Locate each line with the string "JSON" in the listing below and copy it.

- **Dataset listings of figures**
——
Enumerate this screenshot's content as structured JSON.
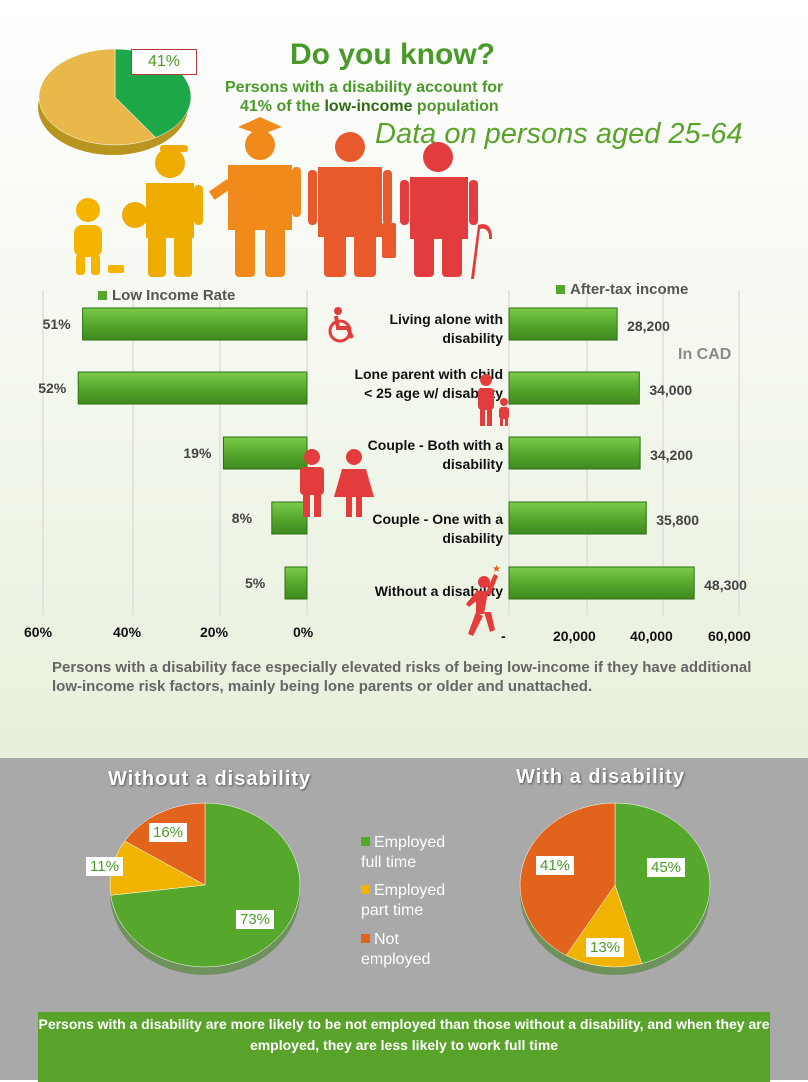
{
  "header": {
    "badge_pct": "41%",
    "title": "Do you know?",
    "subtitle_line1": "Persons with a disability account for",
    "subtitle_line2_pre": "41% of the ",
    "subtitle_line2_bold": "low-income",
    "subtitle_line2_post": " population",
    "italic_note": "Data on persons aged 25-64"
  },
  "colors": {
    "green": "#55a82c",
    "dark_green": "#3f8a1f",
    "red": "#e23c3c",
    "orange": "#e2641c",
    "yellow": "#f0b400",
    "grey": "#a9a9a9"
  },
  "legend_left": "Low Income Rate",
  "legend_right": "After-tax income",
  "units_note": "In CAD",
  "categories": [
    "Living alone with disability",
    "Lone parent with child < 25 age w/ disability",
    "Couple - Both with a disability",
    "Couple - One with a disability",
    "Without a disability"
  ],
  "category_lines": [
    [
      "Living alone with",
      "disability"
    ],
    [
      "Lone parent with child",
      "< 25 age w/ disability"
    ],
    [
      "Couple - Both with a",
      "disability"
    ],
    [
      "Couple - One with a",
      "disability"
    ],
    [
      "Without a disability"
    ]
  ],
  "left_labels": [
    "51%",
    "52%",
    "19%",
    "8%",
    "5%"
  ],
  "right_labels": [
    "28,200",
    "34,000",
    "34,200",
    "35,800",
    "48,300"
  ],
  "left_ticks": [
    "60%",
    "40%",
    "20%",
    "0%"
  ],
  "right_ticks": [
    "-",
    "20,000",
    "40,000",
    "60,000"
  ],
  "note": "Persons with a disability face especially elevated risks of being low-income if they have additional low-income risk factors, mainly being lone parents or older and unattached.",
  "pie_without": {
    "title": "Without a disability",
    "labels": [
      "73%",
      "11%",
      "16%"
    ]
  },
  "pie_with": {
    "title": "With a disability",
    "labels": [
      "45%",
      "13%",
      "41%"
    ]
  },
  "pie_legend": [
    {
      "line1": "Employed",
      "line2": "full time",
      "color": "#55a82c"
    },
    {
      "line1": "Employed",
      "line2": "part time",
      "color": "#f0b400"
    },
    {
      "line1": "Not",
      "line2": "employed",
      "color": "#e2641c"
    }
  ],
  "footer": "Persons with a disability are more likely to be not employed than those without a disability, and when they are employed, they are less likely to work full time",
  "chart_data": [
    {
      "type": "bar",
      "title": "Low Income Rate",
      "categories": [
        "Living alone with disability",
        "Lone parent with child < 25 age w/ disability",
        "Couple - Both with a disability",
        "Couple - One with a disability",
        "Without a disability"
      ],
      "values": [
        51,
        52,
        19,
        8,
        5
      ],
      "unit": "%",
      "xlim": [
        0,
        60
      ],
      "orientation": "horizontal-reversed"
    },
    {
      "type": "bar",
      "title": "After-tax income",
      "categories": [
        "Living alone with disability",
        "Lone parent with child < 25 age w/ disability",
        "Couple - Both with a disability",
        "Couple - One with a disability",
        "Without a disability"
      ],
      "values": [
        28200,
        34000,
        34200,
        35800,
        48300
      ],
      "unit": "In CAD",
      "xlim": [
        0,
        60000
      ],
      "orientation": "horizontal"
    },
    {
      "type": "pie",
      "title": "Without a disability",
      "labels": [
        "Employed full time",
        "Employed part time",
        "Not employed"
      ],
      "values": [
        73,
        11,
        16
      ]
    },
    {
      "type": "pie",
      "title": "With a disability",
      "labels": [
        "Employed full time",
        "Employed part time",
        "Not employed"
      ],
      "values": [
        45,
        13,
        41
      ]
    }
  ],
  "top_pie": {
    "values": [
      41,
      59
    ]
  }
}
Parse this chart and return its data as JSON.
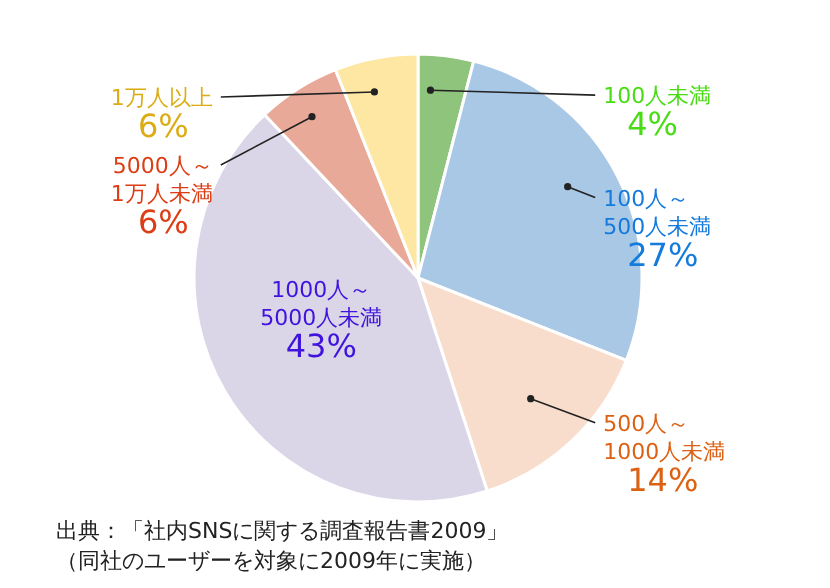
{
  "chart_data": {
    "type": "pie",
    "categories": [
      "100人未満",
      "100人～500人未満",
      "500人～1000人未満",
      "1000人～5000人未満",
      "5000人～1万人未満",
      "1万人以上"
    ],
    "values": [
      4,
      27,
      14,
      43,
      6,
      6
    ],
    "value_labels": [
      "4%",
      "27%",
      "14%",
      "43%",
      "6%",
      "6%"
    ],
    "colors": [
      "#8fc47c",
      "#a9c8e6",
      "#f8ddcc",
      "#dad6e8",
      "#e8a999",
      "#fde7a2"
    ],
    "annotations": [
      "出典：「社内SNSに関する調査報告書2009」",
      "（同社のユーザーを対象に2009年に実施）"
    ]
  }
}
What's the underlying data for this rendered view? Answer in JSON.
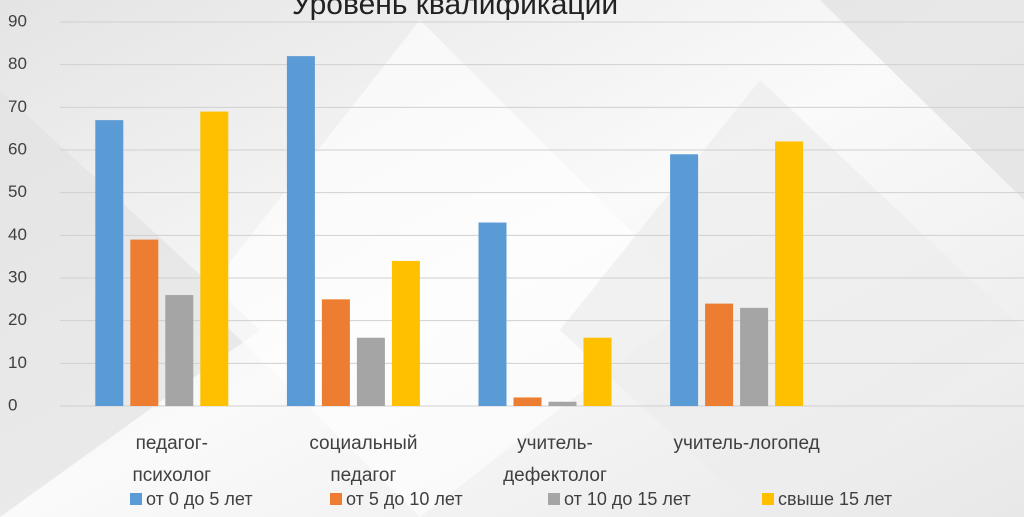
{
  "chart_data": {
    "type": "bar",
    "title": "Уровень квалификации",
    "categories": [
      "педагог-психолог",
      "социальный педагог",
      "учитель-дефектолог",
      "учитель-логопед",
      null
    ],
    "series": [
      {
        "name": "от 0 до 5 лет",
        "color": "#5b9bd5",
        "values": [
          67,
          82,
          43,
          59,
          null
        ]
      },
      {
        "name": "от 5 до 10 лет",
        "color": "#ed7d31",
        "values": [
          39,
          25,
          2,
          24,
          null
        ]
      },
      {
        "name": "от 10 до 15 лет",
        "color": "#a5a5a5",
        "values": [
          26,
          16,
          1,
          23,
          null
        ]
      },
      {
        "name": "свыше 15 лет",
        "color": "#ffc000",
        "values": [
          69,
          34,
          16,
          62,
          null
        ]
      }
    ],
    "ylim": [
      0,
      90
    ],
    "yticks": [
      0,
      10,
      20,
      30,
      40,
      50,
      60,
      70,
      80,
      90
    ],
    "grid": true,
    "legend": "bottom"
  }
}
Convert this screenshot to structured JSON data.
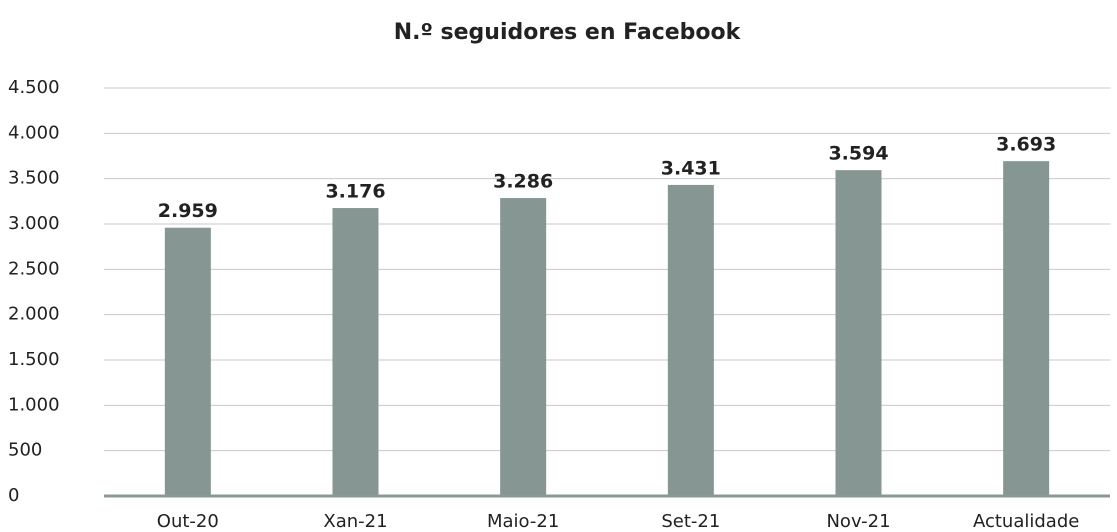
{
  "chart_data": {
    "type": "bar",
    "title": "N.º seguidores en Facebook",
    "categories": [
      "Out-20",
      "Xan-21",
      "Maio-21",
      "Set-21",
      "Nov-21",
      "Actualidade"
    ],
    "values": [
      2959,
      3176,
      3286,
      3431,
      3594,
      3693
    ],
    "value_labels": [
      "2.959",
      "3.176",
      "3.286",
      "3.431",
      "3.594",
      "3.693"
    ],
    "color": "#859693",
    "ylim": [
      0,
      4500
    ],
    "yticks": [
      0,
      500,
      {
        "value": 1000,
        "label": "1.000"
      },
      {
        "value": 1500,
        "label": "1.500"
      },
      {
        "value": 2000,
        "label": "2.000"
      },
      {
        "value": 2500,
        "label": "2.500"
      },
      {
        "value": 3000,
        "label": "3.000"
      },
      {
        "value": 3500,
        "label": "3.500"
      },
      {
        "value": 4000,
        "label": "4.000"
      },
      {
        "value": 4500,
        "label": "4.500"
      }
    ],
    "grid": true
  }
}
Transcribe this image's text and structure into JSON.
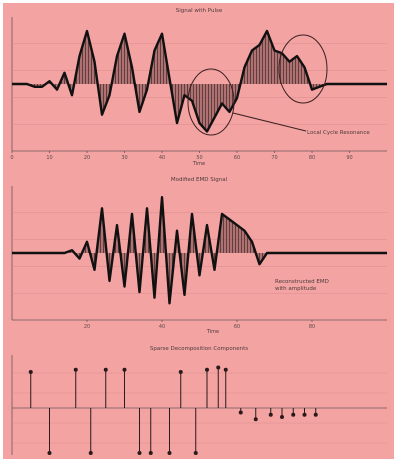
{
  "chart_data": [
    {
      "type": "line",
      "title": "Signal with Pulse",
      "xlabel": "Time",
      "ylabel": "",
      "xlim": [
        0,
        100
      ],
      "ylim": [
        -1.2,
        1.2
      ],
      "x_ticks": [
        "0",
        "10",
        "20",
        "30",
        "40",
        "50",
        "60",
        "70",
        "80",
        "90"
      ],
      "annotation": "Local Cycle Resonance",
      "x": [
        0,
        2,
        4,
        6,
        8,
        10,
        12,
        14,
        16,
        18,
        20,
        22,
        24,
        26,
        28,
        30,
        32,
        34,
        36,
        38,
        40,
        42,
        44,
        46,
        48,
        50,
        52,
        54,
        56,
        58,
        60,
        62,
        64,
        66,
        68,
        70,
        72,
        74,
        76,
        78,
        80,
        82,
        84,
        86,
        88,
        90,
        92,
        94,
        96,
        98,
        100
      ],
      "y": [
        0,
        0,
        0,
        -0.05,
        -0.05,
        0.05,
        -0.1,
        0.2,
        -0.2,
        0.5,
        0.95,
        0.4,
        -0.55,
        -0.2,
        0.5,
        0.9,
        0.3,
        -0.5,
        -0.1,
        0.6,
        0.9,
        0.1,
        -0.7,
        -0.2,
        -0.3,
        -0.7,
        -0.85,
        -0.6,
        -0.35,
        -0.5,
        -0.25,
        0.3,
        0.6,
        0.7,
        0.95,
        0.6,
        0.55,
        0.4,
        0.5,
        0.3,
        -0.1,
        -0.05,
        0,
        0,
        0,
        0,
        0,
        0,
        0,
        0,
        0
      ]
    },
    {
      "type": "line",
      "title": "Modified EMD Signal",
      "xlabel": "Time",
      "ylabel": "",
      "xlim": [
        0,
        100
      ],
      "ylim": [
        -1.2,
        1.2
      ],
      "x_ticks": [
        "20",
        "40",
        "60",
        "80"
      ],
      "annotation": "Reconstructed EMD\nwith amplitude",
      "x": [
        0,
        2,
        4,
        6,
        8,
        10,
        12,
        14,
        16,
        18,
        20,
        22,
        24,
        26,
        28,
        30,
        32,
        34,
        36,
        38,
        40,
        42,
        44,
        46,
        48,
        50,
        52,
        54,
        56,
        58,
        60,
        62,
        64,
        66,
        68,
        70,
        72,
        74,
        76,
        78,
        80,
        82,
        84,
        86,
        88,
        90,
        92,
        94,
        96,
        98,
        100
      ],
      "y": [
        0,
        0,
        0,
        0,
        0,
        0,
        0,
        0,
        0.05,
        -0.1,
        0.2,
        -0.3,
        0.8,
        -0.5,
        0.5,
        -0.6,
        0.7,
        -0.7,
        0.8,
        -0.8,
        1.0,
        -0.9,
        0.4,
        -0.75,
        0.7,
        -0.4,
        0.5,
        -0.3,
        0.7,
        0.6,
        0.5,
        0.4,
        0.2,
        -0.2,
        0,
        0,
        0,
        0,
        0,
        0,
        0,
        0,
        0,
        0,
        0,
        0,
        0,
        0,
        0,
        0,
        0
      ]
    },
    {
      "type": "stem",
      "title": "Sparse Decomposition Components",
      "xlabel": "",
      "ylabel": "",
      "xlim": [
        0,
        100
      ],
      "ylim": [
        -1.2,
        1.2
      ],
      "x": [
        5,
        10,
        17,
        21,
        25,
        30,
        34,
        37,
        42,
        45,
        49,
        52,
        55,
        57,
        61,
        65,
        69,
        72,
        75,
        78,
        81
      ],
      "y": [
        0.8,
        -1.0,
        0.85,
        -1.0,
        0.85,
        0.85,
        -1.0,
        -1.0,
        -1.0,
        0.8,
        -1.0,
        0.85,
        0.9,
        0.85,
        -0.1,
        -0.25,
        -0.15,
        -0.2,
        -0.15,
        -0.15,
        -0.15
      ]
    }
  ]
}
——
- **Written answer**
Enumerate this screenshot's content as structured JSON.
Parse this chart and return its data as JSON.
What's the underlying data for this rendered view? Answer in JSON.
Convert this screenshot to structured JSON data.
Transcribe this image's text and structure into JSON.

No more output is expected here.